Given records:
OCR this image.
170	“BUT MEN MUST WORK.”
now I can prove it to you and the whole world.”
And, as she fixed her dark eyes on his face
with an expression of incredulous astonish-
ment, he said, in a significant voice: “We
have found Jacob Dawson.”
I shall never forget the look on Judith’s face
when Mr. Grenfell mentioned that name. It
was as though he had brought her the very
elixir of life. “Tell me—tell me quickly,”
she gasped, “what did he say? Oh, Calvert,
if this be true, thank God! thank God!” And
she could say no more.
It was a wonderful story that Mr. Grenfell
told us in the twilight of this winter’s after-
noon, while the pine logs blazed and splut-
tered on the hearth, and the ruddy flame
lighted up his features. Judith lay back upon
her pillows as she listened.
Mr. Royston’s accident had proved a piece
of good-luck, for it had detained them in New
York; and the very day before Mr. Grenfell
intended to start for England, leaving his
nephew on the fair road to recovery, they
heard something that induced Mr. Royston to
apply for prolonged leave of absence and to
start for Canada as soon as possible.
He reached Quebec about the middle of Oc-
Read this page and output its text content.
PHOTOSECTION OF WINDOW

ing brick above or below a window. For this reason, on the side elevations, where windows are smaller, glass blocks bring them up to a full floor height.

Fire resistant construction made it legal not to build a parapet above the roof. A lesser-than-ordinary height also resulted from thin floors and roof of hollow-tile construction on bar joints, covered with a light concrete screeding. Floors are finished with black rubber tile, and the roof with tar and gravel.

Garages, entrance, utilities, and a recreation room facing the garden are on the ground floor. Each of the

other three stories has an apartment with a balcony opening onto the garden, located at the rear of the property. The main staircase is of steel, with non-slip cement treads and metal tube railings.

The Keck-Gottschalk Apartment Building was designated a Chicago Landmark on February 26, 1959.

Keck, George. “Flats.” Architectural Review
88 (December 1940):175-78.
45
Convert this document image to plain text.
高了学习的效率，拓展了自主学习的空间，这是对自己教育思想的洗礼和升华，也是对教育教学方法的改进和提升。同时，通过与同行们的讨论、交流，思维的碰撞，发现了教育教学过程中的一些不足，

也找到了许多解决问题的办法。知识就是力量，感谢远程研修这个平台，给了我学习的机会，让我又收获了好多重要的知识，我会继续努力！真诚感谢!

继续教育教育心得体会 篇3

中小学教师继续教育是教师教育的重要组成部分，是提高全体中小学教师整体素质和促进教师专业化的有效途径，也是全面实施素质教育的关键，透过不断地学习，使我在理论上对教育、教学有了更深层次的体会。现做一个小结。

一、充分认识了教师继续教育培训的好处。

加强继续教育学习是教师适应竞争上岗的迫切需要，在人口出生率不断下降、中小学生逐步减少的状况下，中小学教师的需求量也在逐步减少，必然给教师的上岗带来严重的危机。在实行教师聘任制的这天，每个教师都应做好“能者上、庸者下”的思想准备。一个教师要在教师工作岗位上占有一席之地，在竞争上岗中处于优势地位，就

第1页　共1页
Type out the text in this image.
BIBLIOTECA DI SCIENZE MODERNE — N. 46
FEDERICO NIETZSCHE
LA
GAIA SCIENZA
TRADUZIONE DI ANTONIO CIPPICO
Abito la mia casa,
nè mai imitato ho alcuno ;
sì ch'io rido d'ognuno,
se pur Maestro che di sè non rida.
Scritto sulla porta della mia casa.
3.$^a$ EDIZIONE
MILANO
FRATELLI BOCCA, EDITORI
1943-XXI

Task brief: Find the line that contains "Type out the text in this image.". Repeat it and every line after it, exactly as written, up to and including the last line of the records above.

Response:
Type out the text in this image.
BIBLIOTECA DI SCIENZE MODERNE — N. 46
FEDERICO NIETZSCHE
LA
GAIA SCIENZA
TRADUZIONE DI ANTONIO CIPPICO
Abito la mia casa,
nè mai imitato ho alcuno ;
sì ch'io rido d'ognuno,
se pur Maestro che di sè non rida.
Scritto sulla porta della mia casa.
3.$^a$ EDIZIONE
MILANO
FRATELLI BOCCA, EDITORI
1943-XXI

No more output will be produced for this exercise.